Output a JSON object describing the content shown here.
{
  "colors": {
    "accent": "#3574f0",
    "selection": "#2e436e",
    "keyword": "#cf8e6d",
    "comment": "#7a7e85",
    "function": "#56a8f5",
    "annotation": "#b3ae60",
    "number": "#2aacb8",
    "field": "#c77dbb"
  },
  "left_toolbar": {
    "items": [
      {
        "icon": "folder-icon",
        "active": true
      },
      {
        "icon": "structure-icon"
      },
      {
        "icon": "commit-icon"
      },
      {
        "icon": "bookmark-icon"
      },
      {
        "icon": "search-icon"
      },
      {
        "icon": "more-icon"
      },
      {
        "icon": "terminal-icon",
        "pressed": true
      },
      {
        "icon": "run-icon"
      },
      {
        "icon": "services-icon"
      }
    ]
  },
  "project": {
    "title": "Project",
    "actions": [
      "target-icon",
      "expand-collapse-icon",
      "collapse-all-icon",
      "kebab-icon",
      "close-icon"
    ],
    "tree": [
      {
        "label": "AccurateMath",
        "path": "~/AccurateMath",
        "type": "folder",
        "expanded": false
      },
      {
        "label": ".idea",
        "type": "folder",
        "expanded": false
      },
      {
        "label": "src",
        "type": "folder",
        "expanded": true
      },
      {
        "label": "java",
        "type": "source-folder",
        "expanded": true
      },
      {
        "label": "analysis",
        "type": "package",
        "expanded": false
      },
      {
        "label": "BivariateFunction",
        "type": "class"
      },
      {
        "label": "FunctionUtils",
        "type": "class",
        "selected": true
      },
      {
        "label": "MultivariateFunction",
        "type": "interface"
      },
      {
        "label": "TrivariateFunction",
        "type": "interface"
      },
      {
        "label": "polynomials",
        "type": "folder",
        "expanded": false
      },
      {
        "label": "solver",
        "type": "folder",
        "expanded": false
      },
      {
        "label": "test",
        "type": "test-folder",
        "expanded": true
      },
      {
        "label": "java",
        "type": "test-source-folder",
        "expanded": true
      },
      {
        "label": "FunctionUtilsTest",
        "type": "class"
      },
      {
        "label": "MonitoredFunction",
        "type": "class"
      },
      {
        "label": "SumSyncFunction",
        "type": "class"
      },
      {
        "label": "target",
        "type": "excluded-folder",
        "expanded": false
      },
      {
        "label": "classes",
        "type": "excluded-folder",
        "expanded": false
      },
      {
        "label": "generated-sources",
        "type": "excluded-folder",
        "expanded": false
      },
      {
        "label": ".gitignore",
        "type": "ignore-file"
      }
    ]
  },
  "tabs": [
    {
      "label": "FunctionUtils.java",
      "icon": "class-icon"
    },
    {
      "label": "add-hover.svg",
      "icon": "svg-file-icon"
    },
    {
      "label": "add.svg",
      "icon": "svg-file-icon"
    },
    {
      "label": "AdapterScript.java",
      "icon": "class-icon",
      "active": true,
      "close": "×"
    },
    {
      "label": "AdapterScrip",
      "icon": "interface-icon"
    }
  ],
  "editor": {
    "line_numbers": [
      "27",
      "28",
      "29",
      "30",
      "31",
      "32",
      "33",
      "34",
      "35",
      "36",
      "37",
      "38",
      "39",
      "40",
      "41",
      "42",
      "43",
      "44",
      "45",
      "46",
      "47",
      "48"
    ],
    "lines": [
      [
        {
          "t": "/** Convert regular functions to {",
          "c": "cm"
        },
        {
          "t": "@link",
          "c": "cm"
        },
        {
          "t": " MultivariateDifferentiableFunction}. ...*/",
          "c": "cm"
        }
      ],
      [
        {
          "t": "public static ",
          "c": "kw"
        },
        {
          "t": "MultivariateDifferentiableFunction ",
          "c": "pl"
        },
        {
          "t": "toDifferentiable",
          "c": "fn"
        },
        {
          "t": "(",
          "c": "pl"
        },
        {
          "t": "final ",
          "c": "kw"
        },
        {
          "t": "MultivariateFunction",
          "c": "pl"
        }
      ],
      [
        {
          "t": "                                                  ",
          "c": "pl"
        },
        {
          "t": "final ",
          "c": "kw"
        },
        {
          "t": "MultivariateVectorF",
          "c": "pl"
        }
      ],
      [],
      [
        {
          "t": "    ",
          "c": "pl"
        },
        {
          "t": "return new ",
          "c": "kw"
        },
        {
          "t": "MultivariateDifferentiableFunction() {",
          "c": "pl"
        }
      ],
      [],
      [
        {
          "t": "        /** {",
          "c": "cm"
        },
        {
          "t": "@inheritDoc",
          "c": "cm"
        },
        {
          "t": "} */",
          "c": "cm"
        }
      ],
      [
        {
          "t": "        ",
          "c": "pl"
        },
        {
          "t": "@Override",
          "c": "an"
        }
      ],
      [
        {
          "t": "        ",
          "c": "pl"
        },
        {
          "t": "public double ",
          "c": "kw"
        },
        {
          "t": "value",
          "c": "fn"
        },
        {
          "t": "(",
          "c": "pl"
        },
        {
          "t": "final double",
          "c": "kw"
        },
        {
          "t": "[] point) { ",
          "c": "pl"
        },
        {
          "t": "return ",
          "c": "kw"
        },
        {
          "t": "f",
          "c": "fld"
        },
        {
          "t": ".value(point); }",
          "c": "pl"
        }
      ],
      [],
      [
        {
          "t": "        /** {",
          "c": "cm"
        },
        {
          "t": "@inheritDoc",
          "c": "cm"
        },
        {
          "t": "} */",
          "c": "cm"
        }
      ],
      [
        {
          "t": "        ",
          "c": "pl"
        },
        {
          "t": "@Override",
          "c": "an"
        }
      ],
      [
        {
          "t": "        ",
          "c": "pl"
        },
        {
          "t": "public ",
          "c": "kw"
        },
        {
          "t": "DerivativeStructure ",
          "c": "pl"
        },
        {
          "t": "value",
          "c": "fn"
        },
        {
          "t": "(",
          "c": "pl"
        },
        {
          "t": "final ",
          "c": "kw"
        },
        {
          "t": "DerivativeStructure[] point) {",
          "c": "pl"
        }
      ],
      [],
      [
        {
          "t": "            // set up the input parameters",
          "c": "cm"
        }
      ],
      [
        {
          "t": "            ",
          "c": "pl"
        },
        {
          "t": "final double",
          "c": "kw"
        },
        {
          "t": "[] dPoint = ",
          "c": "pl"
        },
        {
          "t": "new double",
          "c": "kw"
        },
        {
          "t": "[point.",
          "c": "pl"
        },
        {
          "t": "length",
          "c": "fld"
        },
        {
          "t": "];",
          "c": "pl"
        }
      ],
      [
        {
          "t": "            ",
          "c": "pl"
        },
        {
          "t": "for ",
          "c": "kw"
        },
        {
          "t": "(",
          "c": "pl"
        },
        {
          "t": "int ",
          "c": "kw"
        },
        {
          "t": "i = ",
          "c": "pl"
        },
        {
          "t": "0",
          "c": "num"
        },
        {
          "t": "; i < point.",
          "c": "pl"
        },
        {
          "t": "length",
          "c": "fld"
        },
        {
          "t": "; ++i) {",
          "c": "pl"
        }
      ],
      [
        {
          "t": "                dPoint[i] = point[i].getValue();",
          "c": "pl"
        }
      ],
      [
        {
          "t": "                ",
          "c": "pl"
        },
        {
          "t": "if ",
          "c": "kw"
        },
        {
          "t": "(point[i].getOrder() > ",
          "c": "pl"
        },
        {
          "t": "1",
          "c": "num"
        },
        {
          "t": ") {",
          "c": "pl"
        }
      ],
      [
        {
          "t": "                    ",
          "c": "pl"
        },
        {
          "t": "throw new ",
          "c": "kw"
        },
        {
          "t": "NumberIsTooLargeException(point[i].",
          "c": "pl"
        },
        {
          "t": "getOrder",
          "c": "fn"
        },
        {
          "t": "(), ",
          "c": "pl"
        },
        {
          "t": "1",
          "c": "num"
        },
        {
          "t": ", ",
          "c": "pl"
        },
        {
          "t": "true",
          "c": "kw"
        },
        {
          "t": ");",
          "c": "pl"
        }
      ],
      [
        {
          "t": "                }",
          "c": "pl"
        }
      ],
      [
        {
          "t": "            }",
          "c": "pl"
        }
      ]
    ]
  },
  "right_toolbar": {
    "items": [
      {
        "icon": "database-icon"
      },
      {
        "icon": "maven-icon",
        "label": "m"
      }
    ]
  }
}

════════════════════

| WORK TO COMPLETE |
Figure out how many lines of the data above include "java", then give the number and nothing more.

| FULL OUTPUT |
4